[EXERCISE TASK] Give every line from the entries that contains "this".

[Excerpt from a dataset]
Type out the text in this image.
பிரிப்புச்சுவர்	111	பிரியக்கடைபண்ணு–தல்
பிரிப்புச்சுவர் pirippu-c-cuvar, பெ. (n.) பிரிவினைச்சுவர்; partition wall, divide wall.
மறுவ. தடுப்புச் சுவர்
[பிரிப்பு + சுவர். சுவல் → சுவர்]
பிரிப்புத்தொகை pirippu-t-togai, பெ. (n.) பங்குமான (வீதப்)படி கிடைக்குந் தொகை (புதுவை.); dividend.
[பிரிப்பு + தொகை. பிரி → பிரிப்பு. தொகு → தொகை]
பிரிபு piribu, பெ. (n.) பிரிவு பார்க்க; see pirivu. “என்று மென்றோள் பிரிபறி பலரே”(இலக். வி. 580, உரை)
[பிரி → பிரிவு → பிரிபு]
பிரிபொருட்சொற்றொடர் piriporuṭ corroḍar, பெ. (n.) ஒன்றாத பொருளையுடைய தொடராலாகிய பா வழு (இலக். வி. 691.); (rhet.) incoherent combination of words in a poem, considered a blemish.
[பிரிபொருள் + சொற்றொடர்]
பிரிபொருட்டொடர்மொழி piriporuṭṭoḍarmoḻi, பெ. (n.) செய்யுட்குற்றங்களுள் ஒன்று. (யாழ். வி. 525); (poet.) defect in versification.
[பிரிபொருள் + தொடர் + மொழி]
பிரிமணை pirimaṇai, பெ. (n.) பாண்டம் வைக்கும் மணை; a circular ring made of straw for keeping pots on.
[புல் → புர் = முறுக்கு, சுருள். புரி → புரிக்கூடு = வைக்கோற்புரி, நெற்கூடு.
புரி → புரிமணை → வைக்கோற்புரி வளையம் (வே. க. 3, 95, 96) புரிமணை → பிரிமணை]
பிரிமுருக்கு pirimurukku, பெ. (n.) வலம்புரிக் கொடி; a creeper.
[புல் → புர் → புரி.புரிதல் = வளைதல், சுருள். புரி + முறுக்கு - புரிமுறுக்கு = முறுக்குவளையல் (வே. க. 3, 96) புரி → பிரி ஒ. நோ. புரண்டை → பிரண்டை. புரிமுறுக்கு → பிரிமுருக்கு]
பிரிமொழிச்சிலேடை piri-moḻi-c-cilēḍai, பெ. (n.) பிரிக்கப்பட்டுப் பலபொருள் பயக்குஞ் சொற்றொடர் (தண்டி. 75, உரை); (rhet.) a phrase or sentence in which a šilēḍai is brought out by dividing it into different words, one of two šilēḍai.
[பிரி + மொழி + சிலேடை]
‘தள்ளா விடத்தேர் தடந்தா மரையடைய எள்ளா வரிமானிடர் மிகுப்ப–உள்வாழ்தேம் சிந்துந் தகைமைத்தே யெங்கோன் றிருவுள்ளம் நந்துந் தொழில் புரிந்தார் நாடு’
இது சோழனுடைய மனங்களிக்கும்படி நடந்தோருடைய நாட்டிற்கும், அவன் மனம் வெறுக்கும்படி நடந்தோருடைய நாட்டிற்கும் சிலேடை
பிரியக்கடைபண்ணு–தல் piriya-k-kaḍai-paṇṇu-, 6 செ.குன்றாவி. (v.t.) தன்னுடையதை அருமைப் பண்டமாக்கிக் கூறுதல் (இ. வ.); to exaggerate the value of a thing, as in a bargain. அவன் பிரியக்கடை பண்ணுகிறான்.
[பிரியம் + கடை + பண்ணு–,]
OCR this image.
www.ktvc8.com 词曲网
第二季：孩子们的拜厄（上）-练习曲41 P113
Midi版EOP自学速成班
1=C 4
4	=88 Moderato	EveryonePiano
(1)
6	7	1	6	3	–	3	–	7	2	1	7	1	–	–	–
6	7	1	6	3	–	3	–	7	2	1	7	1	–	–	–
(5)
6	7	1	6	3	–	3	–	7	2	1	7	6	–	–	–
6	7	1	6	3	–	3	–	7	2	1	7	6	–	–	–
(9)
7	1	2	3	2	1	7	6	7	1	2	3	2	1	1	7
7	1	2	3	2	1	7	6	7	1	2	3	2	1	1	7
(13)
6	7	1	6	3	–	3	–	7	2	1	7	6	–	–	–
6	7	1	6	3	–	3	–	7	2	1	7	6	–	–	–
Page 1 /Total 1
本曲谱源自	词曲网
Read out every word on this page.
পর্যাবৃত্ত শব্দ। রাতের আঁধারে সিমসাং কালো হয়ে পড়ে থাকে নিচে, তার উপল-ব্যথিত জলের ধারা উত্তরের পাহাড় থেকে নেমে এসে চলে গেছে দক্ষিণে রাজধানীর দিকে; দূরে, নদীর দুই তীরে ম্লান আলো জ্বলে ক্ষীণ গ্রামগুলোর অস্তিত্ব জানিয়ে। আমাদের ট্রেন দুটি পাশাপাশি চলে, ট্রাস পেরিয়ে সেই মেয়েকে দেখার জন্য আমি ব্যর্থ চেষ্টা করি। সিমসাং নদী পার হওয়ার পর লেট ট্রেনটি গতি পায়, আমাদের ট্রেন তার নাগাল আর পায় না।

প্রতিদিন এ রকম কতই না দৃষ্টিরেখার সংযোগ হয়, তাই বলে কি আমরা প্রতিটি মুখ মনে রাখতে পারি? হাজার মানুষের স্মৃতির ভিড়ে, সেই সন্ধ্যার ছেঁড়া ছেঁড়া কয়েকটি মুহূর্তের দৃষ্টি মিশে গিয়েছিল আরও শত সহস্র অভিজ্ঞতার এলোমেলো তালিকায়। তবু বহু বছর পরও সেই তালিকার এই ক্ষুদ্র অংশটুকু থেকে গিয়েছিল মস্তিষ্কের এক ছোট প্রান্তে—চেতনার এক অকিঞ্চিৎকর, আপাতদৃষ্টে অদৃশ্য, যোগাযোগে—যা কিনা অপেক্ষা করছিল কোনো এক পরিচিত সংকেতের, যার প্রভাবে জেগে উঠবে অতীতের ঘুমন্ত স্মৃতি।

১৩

[ANSWER BELOW]
Type out the text in this image.
OCR this image.
Read out every word on this page.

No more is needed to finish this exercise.